┌──

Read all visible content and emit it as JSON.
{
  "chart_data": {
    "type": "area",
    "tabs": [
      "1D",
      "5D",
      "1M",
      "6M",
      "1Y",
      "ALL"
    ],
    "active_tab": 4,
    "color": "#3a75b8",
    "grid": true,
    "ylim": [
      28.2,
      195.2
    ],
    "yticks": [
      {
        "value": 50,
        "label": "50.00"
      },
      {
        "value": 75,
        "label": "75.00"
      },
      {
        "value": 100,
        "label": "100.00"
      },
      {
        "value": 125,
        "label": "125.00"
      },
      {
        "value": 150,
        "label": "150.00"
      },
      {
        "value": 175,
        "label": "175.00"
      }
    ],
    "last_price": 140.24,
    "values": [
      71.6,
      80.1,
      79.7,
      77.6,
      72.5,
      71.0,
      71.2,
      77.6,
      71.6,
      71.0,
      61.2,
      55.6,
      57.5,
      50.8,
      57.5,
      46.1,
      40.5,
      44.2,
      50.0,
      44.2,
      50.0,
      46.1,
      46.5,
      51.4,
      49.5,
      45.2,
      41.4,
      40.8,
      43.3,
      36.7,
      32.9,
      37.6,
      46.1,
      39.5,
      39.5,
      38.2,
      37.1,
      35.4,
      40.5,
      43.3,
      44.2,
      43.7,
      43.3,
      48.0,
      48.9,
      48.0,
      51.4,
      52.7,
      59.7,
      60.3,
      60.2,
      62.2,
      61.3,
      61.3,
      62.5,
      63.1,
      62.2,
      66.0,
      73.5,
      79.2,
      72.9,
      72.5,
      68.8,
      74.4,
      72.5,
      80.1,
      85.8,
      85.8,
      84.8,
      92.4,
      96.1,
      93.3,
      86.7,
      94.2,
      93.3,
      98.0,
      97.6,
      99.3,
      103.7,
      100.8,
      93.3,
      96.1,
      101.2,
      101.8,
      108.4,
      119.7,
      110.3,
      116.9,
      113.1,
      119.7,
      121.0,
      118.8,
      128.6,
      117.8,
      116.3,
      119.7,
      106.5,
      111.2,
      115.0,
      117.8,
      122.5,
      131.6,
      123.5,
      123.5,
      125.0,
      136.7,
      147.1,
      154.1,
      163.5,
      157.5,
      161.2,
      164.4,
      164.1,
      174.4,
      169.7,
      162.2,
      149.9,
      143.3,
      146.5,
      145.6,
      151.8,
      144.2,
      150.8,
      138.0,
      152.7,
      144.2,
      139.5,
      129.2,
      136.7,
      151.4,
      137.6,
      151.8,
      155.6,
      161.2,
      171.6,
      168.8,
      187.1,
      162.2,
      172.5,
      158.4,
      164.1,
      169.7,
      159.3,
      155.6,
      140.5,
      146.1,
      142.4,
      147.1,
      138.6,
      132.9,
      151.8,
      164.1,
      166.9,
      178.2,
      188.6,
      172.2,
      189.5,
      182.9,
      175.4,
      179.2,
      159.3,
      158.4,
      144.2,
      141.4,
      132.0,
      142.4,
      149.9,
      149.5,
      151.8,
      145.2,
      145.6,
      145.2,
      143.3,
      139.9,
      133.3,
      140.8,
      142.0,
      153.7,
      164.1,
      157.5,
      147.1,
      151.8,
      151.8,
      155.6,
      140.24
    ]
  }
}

└──

Write out all the lines again, exactly as they are.

Read all visible content and emit it as JSON.
{
  "chart_data": {
    "type": "area",
    "tabs": [
      "1D",
      "5D",
      "1M",
      "6M",
      "1Y",
      "ALL"
    ],
    "active_tab": 4,
    "color": "#3a75b8",
    "grid": true,
    "ylim": [
      28.2,
      195.2
    ],
    "yticks": [
      {
        "value": 50,
        "label": "50.00"
      },
      {
        "value": 75,
        "label": "75.00"
      },
      {
        "value": 100,
        "label": "100.00"
      },
      {
        "value": 125,
        "label": "125.00"
      },
      {
        "value": 150,
        "label": "150.00"
      },
      {
        "value": 175,
        "label": "175.00"
      }
    ],
    "last_price": 140.24,
    "values": [
      71.6,
      80.1,
      79.7,
      77.6,
      72.5,
      71.0,
      71.2,
      77.6,
      71.6,
      71.0,
      61.2,
      55.6,
      57.5,
      50.8,
      57.5,
      46.1,
      40.5,
      44.2,
      50.0,
      44.2,
      50.0,
      46.1,
      46.5,
      51.4,
      49.5,
      45.2,
      41.4,
      40.8,
      43.3,
      36.7,
      32.9,
      37.6,
      46.1,
      39.5,
      39.5,
      38.2,
      37.1,
      35.4,
      40.5,
      43.3,
      44.2,
      43.7,
      43.3,
      48.0,
      48.9,
      48.0,
      51.4,
      52.7,
      59.7,
      60.3,
      60.2,
      62.2,
      61.3,
      61.3,
      62.5,
      63.1,
      62.2,
      66.0,
      73.5,
      79.2,
      72.9,
      72.5,
      68.8,
      74.4,
      72.5,
      80.1,
      85.8,
      85.8,
      84.8,
      92.4,
      96.1,
      93.3,
      86.7,
      94.2,
      93.3,
      98.0,
      97.6,
      99.3,
      103.7,
      100.8,
      93.3,
      96.1,
      101.2,
      101.8,
      108.4,
      119.7,
      110.3,
      116.9,
      113.1,
      119.7,
      121.0,
      118.8,
      128.6,
      117.8,
      116.3,
      119.7,
      106.5,
      111.2,
      115.0,
      117.8,
      122.5,
      131.6,
      123.5,
      123.5,
      125.0,
      136.7,
      147.1,
      154.1,
      163.5,
      157.5,
      161.2,
      164.4,
      164.1,
      174.4,
      169.7,
      162.2,
      149.9,
      143.3,
      146.5,
      145.6,
      151.8,
      144.2,
      150.8,
      138.0,
      152.7,
      144.2,
      139.5,
      129.2,
      136.7,
      151.4,
      137.6,
      151.8,
      155.6,
      161.2,
      171.6,
      168.8,
      187.1,
      162.2,
      172.5,
      158.4,
      164.1,
      169.7,
      159.3,
      155.6,
      140.5,
      146.1,
      142.4,
      147.1,
      138.6,
      132.9,
      151.8,
      164.1,
      166.9,
      178.2,
      188.6,
      172.2,
      189.5,
      182.9,
      175.4,
      179.2,
      159.3,
      158.4,
      144.2,
      141.4,
      132.0,
      142.4,
      149.9,
      149.5,
      151.8,
      145.2,
      145.6,
      145.2,
      143.3,
      139.9,
      133.3,
      140.8,
      142.0,
      153.7,
      164.1,
      157.5,
      147.1,
      151.8,
      151.8,
      155.6,
      140.24
    ]
  }
}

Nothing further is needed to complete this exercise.